-- DATA TO PROCESS start --

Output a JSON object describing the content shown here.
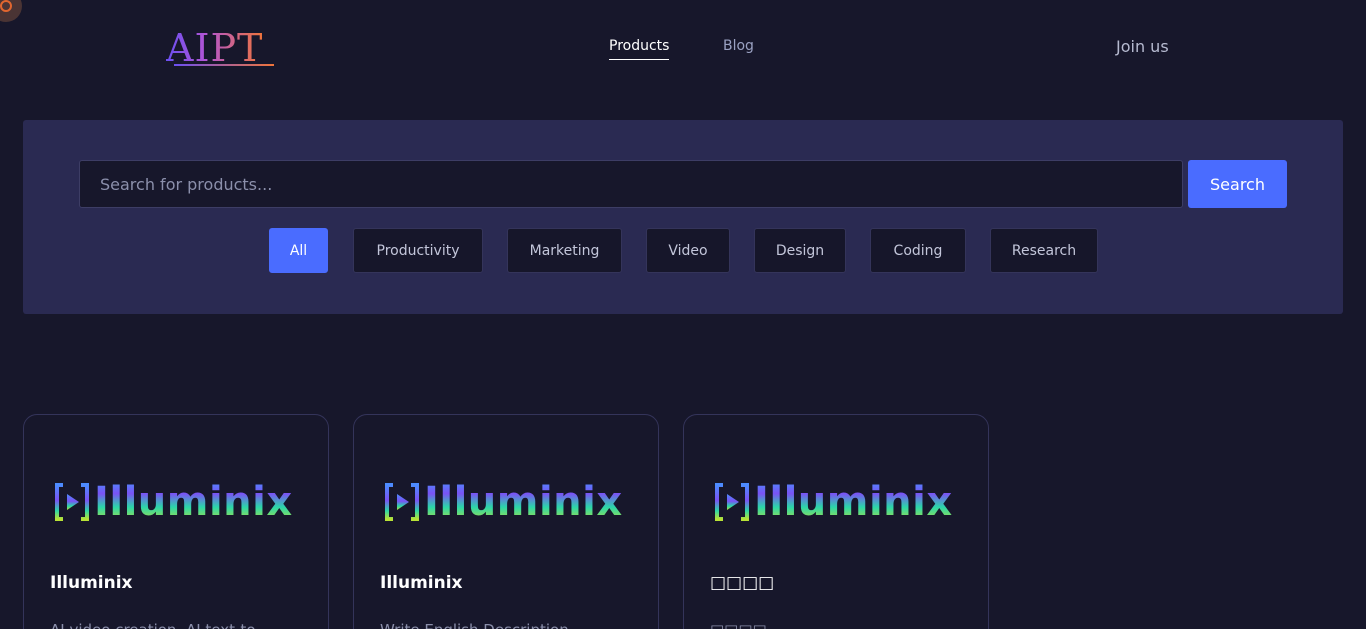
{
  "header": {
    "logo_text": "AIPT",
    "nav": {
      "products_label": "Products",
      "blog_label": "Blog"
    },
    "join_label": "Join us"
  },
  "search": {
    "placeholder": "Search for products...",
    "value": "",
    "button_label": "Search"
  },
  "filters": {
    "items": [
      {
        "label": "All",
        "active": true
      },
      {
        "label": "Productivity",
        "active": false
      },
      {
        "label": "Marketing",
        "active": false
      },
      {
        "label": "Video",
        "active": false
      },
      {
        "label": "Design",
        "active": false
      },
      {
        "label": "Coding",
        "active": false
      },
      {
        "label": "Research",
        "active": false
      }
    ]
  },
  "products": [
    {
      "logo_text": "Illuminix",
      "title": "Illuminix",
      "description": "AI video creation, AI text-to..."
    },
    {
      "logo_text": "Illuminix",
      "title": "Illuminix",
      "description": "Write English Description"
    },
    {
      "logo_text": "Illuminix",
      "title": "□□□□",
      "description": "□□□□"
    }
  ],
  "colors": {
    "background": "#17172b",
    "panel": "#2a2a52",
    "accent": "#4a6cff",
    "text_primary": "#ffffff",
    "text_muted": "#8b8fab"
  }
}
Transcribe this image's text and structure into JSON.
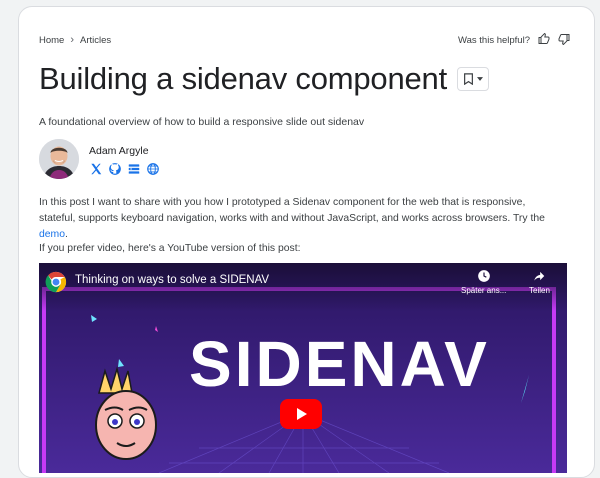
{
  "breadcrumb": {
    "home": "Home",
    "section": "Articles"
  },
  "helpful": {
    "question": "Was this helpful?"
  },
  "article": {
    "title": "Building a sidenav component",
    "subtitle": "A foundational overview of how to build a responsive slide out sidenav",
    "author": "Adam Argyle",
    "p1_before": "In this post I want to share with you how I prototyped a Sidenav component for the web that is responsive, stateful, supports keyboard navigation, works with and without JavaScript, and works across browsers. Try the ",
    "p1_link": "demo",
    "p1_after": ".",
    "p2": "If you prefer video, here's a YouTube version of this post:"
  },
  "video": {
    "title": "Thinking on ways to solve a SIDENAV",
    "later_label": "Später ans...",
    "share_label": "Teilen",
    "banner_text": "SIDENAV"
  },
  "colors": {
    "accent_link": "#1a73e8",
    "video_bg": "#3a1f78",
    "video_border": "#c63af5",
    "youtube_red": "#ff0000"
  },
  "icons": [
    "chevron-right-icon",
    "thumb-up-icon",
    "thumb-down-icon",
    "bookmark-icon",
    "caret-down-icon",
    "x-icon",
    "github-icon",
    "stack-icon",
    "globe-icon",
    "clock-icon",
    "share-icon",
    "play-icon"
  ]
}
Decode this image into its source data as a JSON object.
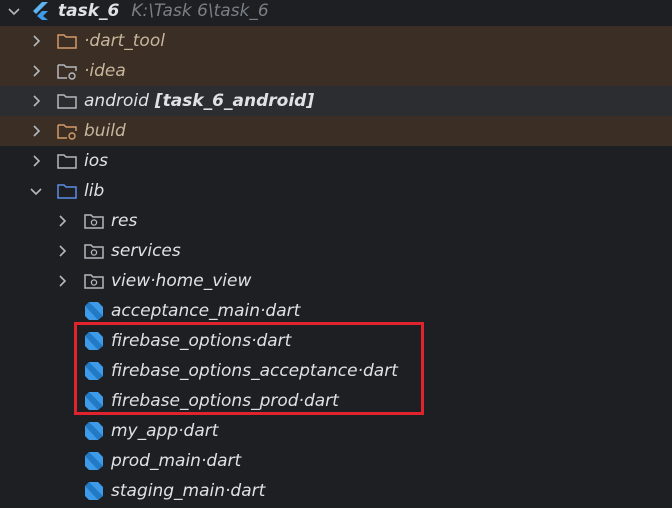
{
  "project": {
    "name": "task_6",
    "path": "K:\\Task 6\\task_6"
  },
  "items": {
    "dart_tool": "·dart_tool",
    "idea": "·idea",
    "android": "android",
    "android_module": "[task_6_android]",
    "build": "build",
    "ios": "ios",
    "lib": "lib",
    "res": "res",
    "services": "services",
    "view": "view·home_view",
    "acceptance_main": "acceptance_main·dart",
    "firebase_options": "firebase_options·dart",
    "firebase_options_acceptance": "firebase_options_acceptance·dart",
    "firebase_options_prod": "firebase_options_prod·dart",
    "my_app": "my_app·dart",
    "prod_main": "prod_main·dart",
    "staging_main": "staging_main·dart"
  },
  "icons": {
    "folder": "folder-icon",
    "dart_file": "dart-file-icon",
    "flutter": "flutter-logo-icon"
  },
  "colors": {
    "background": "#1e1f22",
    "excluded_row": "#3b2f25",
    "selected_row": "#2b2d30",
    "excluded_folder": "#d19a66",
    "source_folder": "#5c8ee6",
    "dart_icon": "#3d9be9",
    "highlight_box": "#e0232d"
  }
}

-- DATA TO PROCESS end --

### TASK REQUIREMENTS
Search the preceding listing for "post" and extract every line where it is found.

### IN RESPONSE
    "p1_before": "In this post I want to share with you how I prototyped a Sidenav component for the web that is responsive, stateful, supports keyboard navigation, works with and without JavaScript, and works across browsers. Try the ",
    "p2": "If you prefer video, here's a YouTube version of this post:"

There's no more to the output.